→ REQUIRED TASK:
Scan the material below for the string "java", and copy every line where it shows up.

→ DATA PROVIDED:
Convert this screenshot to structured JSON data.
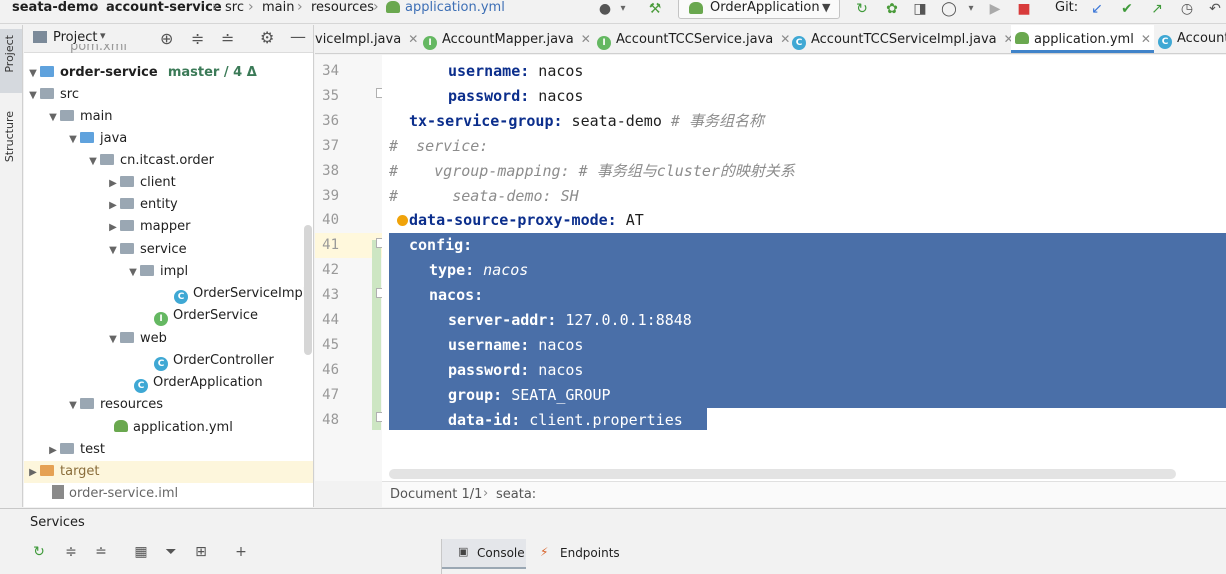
{
  "navbar": {
    "project": "seata-demo",
    "module": "account-service",
    "path1": "src",
    "path2": "main",
    "path3": "resources",
    "file": "application.yml",
    "run_config": "OrderApplication",
    "git_label": "Git:"
  },
  "left_stripe": {
    "project_tab": "Project",
    "structure_tab": "Structure"
  },
  "project_panel": {
    "title": "Project",
    "truncated_top": "pom.xml",
    "root": {
      "name": "order-service",
      "branch": "master / 4 Δ"
    },
    "items": [
      {
        "label": "src"
      },
      {
        "label": "main"
      },
      {
        "label": "java"
      },
      {
        "label": "cn.itcast.order"
      },
      {
        "label": "client"
      },
      {
        "label": "entity"
      },
      {
        "label": "mapper"
      },
      {
        "label": "service"
      },
      {
        "label": "impl"
      },
      {
        "label": "OrderServiceImpl"
      },
      {
        "label": "OrderService"
      },
      {
        "label": "web"
      },
      {
        "label": "OrderController"
      },
      {
        "label": "OrderApplication"
      },
      {
        "label": "resources"
      },
      {
        "label": "application.yml"
      },
      {
        "label": "test"
      },
      {
        "label": "target"
      },
      {
        "label": "order-service.iml"
      }
    ]
  },
  "tabs": [
    {
      "label": "viceImpl.java"
    },
    {
      "label": "AccountMapper.java"
    },
    {
      "label": "AccountTCCService.java"
    },
    {
      "label": "AccountTCCServiceImpl.java"
    },
    {
      "label": "application.yml"
    },
    {
      "label": "Account"
    }
  ],
  "editor": {
    "lines": [
      {
        "n": "34",
        "key": "username:",
        "val": " nacos"
      },
      {
        "n": "35",
        "key": "password:",
        "val": " nacos"
      },
      {
        "n": "36",
        "key": "tx-service-group:",
        "val": " seata-demo",
        "comment": " # 事务组名称"
      },
      {
        "n": "37",
        "comment": "#  service:"
      },
      {
        "n": "38",
        "comment": "#    vgroup-mapping: # 事务组与cluster的映射关系"
      },
      {
        "n": "39",
        "comment": "#      seata-demo: SH"
      },
      {
        "n": "40",
        "key": "data-source-proxy-mode:",
        "val": " AT"
      },
      {
        "n": "41",
        "key": "config:"
      },
      {
        "n": "42",
        "key": "type:",
        "val": " nacos"
      },
      {
        "n": "43",
        "key": "nacos:"
      },
      {
        "n": "44",
        "key": "server-addr:",
        "val": " 127.0.0.1:8848"
      },
      {
        "n": "45",
        "key": "username:",
        "val": " nacos"
      },
      {
        "n": "46",
        "key": "password:",
        "val": " nacos"
      },
      {
        "n": "47",
        "key": "group:",
        "val": " SEATA_GROUP"
      },
      {
        "n": "48",
        "key": "data-id:",
        "val": " client.properties"
      }
    ],
    "breadcrumb_doc": "Document 1/1",
    "breadcrumb_key": "seata:"
  },
  "services": {
    "title": "Services",
    "console_tab": "Console",
    "endpoints_tab": "Endpoints"
  }
}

→ EXERCISE ANSWER:
        "label": "java"
      "label": "viceImpl.java"
      "label": "AccountMapper.java"
      "label": "AccountTCCService.java"
      "label": "AccountTCCServiceImpl.java"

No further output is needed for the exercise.